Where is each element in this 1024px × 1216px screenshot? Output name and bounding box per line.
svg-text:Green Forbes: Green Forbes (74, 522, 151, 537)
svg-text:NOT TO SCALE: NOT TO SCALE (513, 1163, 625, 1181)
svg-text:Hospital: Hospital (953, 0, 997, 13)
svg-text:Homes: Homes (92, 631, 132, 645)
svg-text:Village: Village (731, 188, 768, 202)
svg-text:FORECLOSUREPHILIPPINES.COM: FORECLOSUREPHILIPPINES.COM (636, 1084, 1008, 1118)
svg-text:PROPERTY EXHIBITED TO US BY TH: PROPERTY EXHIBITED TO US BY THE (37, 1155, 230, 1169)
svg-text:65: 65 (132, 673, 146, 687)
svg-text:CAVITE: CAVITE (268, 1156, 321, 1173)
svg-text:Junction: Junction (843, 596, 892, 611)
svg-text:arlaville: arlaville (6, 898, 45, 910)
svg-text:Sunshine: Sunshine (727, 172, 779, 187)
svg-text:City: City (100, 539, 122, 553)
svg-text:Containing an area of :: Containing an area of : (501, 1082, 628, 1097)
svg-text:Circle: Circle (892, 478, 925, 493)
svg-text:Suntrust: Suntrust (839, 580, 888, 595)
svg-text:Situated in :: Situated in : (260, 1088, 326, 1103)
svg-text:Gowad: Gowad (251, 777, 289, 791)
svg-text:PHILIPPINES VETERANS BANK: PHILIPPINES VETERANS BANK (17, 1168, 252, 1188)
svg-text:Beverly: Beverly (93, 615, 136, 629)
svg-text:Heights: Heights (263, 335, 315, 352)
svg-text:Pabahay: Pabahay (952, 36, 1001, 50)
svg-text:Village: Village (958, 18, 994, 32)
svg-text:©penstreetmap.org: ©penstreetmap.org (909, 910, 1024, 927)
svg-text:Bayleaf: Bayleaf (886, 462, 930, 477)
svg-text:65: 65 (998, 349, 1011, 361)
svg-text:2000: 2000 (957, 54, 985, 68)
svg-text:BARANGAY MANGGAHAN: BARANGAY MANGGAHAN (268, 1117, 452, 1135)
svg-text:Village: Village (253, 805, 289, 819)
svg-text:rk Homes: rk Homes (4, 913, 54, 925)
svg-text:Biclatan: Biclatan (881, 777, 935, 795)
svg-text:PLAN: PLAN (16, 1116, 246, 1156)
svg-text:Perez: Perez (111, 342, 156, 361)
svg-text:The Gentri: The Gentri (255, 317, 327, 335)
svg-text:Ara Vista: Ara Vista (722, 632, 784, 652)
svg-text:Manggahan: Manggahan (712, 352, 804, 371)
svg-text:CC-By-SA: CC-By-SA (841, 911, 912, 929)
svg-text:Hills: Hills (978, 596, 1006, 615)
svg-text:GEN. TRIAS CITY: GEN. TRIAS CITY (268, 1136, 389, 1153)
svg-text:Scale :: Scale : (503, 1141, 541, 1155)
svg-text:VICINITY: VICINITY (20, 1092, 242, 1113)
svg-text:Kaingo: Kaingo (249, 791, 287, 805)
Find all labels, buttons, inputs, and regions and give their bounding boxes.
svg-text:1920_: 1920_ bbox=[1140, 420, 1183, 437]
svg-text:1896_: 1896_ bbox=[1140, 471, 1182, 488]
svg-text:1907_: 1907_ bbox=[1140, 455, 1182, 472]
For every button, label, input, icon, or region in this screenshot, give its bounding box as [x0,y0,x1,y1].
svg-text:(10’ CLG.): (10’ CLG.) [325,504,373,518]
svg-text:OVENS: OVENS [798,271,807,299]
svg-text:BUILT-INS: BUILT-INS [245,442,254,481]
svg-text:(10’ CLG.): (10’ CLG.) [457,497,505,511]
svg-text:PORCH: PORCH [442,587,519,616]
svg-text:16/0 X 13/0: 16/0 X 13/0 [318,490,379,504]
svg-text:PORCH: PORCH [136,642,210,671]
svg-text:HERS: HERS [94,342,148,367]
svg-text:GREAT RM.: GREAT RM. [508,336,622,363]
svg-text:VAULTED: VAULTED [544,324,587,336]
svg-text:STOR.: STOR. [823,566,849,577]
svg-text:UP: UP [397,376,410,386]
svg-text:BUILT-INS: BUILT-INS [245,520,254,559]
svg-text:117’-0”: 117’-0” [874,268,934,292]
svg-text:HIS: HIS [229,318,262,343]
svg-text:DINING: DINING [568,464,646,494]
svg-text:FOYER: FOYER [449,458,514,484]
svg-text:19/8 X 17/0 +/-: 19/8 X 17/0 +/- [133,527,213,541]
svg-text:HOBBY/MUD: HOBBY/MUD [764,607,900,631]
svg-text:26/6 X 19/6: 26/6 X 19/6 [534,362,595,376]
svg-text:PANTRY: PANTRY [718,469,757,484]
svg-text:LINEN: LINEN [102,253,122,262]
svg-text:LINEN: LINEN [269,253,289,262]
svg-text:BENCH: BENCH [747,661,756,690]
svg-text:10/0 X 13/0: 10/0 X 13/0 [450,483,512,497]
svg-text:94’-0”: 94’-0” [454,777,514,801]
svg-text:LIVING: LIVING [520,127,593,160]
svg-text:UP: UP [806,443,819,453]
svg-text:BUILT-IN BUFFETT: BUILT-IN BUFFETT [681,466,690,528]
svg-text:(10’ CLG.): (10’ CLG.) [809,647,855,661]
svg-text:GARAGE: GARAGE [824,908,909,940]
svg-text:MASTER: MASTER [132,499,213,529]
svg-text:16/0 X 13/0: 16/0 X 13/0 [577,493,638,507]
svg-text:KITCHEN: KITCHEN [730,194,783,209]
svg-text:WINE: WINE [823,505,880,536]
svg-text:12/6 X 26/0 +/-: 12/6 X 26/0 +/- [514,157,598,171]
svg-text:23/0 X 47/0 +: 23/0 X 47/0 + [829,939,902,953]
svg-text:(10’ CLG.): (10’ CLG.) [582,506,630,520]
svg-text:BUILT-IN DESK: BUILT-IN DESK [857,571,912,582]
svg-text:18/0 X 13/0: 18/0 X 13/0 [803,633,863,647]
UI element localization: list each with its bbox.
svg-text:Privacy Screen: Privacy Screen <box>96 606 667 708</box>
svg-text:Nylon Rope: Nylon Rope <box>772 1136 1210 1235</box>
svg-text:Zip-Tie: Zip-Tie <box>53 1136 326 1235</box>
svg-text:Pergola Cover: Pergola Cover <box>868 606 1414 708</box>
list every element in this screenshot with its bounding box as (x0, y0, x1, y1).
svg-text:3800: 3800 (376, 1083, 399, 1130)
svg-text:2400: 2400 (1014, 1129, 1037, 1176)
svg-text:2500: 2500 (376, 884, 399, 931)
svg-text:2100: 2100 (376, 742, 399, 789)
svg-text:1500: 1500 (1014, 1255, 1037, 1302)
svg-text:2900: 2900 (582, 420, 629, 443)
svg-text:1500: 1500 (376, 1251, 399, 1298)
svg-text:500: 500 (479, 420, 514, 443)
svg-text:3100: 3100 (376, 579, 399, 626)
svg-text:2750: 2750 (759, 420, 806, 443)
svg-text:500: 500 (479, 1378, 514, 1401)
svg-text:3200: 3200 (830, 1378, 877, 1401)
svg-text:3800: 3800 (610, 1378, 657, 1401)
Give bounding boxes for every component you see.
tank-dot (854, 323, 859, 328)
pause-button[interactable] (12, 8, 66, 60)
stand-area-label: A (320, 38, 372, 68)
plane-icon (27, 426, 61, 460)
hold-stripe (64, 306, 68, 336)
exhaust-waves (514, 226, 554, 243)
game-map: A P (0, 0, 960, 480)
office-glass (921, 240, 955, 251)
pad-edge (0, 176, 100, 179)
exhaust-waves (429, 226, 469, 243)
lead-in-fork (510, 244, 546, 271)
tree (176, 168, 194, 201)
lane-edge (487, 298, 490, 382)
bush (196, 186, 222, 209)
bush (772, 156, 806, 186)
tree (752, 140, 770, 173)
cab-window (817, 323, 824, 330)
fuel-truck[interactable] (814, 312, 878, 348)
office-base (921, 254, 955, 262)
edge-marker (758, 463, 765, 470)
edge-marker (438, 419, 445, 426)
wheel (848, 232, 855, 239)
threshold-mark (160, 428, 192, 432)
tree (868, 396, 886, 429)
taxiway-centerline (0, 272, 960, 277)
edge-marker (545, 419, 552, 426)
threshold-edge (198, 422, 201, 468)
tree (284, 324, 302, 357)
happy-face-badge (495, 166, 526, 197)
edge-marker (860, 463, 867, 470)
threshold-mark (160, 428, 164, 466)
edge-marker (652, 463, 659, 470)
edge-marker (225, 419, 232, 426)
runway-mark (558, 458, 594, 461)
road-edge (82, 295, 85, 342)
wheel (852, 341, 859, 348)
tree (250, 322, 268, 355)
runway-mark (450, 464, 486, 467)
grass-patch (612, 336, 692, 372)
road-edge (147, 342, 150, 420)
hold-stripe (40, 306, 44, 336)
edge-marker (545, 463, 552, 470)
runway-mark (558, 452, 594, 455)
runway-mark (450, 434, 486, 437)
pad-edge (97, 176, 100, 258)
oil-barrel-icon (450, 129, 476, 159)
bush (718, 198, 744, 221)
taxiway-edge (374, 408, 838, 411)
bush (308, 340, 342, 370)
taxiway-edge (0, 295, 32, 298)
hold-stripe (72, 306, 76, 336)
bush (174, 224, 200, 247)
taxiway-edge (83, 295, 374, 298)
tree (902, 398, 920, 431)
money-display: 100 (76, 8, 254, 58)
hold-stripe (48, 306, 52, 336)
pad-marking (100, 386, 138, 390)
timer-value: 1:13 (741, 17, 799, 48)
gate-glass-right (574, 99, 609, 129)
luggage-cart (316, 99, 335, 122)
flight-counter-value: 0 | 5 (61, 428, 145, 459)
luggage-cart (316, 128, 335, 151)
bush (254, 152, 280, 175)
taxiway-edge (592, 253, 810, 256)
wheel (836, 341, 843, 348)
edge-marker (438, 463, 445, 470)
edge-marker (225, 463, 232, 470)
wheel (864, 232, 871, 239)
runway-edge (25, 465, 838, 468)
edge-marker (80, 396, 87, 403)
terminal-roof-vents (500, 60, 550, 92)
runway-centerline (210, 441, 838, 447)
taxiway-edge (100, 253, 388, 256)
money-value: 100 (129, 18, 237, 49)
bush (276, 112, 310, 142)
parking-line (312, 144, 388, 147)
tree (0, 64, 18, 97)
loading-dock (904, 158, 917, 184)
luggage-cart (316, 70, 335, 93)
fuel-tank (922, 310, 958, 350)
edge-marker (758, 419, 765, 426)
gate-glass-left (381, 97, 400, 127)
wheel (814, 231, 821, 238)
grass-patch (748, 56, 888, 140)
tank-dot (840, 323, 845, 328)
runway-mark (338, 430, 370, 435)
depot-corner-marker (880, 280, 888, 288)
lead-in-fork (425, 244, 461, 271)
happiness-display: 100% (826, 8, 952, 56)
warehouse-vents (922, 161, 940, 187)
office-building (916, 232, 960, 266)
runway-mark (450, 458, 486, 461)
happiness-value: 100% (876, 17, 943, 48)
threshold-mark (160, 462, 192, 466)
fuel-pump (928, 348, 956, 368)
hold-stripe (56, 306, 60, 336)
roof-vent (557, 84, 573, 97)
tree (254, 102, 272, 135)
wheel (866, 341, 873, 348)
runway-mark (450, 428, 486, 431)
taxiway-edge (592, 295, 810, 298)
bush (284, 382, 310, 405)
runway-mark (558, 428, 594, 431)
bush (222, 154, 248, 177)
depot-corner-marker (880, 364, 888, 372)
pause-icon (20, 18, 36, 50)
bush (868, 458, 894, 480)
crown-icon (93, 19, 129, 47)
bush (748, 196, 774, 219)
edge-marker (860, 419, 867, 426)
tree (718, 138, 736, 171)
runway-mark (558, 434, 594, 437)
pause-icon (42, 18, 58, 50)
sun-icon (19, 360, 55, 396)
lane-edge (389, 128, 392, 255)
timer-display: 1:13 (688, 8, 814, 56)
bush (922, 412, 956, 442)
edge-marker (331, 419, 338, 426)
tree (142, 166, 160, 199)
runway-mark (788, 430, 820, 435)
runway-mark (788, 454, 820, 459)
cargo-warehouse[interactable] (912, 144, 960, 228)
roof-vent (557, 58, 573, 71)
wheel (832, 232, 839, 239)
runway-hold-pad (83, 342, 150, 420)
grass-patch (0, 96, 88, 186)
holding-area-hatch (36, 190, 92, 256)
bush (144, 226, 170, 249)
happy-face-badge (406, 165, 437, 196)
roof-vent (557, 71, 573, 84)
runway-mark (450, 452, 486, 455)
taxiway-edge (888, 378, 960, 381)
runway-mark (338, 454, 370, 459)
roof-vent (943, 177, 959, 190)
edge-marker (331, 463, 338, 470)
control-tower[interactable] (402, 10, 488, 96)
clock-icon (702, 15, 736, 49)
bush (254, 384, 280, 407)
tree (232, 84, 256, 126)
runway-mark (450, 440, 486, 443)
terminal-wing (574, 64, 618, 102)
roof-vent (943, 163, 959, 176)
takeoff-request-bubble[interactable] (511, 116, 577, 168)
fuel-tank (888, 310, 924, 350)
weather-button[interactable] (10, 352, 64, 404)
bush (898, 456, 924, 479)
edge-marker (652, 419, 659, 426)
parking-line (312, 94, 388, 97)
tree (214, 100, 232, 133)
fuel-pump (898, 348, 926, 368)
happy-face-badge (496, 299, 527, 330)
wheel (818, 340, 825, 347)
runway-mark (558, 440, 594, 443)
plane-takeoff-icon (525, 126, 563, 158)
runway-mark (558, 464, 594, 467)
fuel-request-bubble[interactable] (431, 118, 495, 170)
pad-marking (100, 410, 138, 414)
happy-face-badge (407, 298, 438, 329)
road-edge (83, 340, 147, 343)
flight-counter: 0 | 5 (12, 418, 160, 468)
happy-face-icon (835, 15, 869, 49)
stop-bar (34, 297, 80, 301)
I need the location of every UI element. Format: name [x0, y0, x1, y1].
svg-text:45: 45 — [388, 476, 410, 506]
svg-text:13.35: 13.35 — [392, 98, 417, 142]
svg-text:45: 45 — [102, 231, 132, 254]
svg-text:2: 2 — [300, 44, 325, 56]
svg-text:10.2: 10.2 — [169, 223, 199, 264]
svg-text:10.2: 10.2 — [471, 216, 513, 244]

※ ※ ※

Task instructions>
Return every line of the items above that contains the string "taxiway".

Right answer>
taxiway-centerline (0, 272, 960, 277)
taxiway-edge (374, 408, 838, 411)
taxiway-edge (0, 295, 32, 298)
taxiway-edge (83, 295, 374, 298)
taxiway-edge (592, 253, 810, 256)
taxiway-edge (100, 253, 388, 256)
taxiway-edge (592, 295, 810, 298)
taxiway-edge (888, 378, 960, 381)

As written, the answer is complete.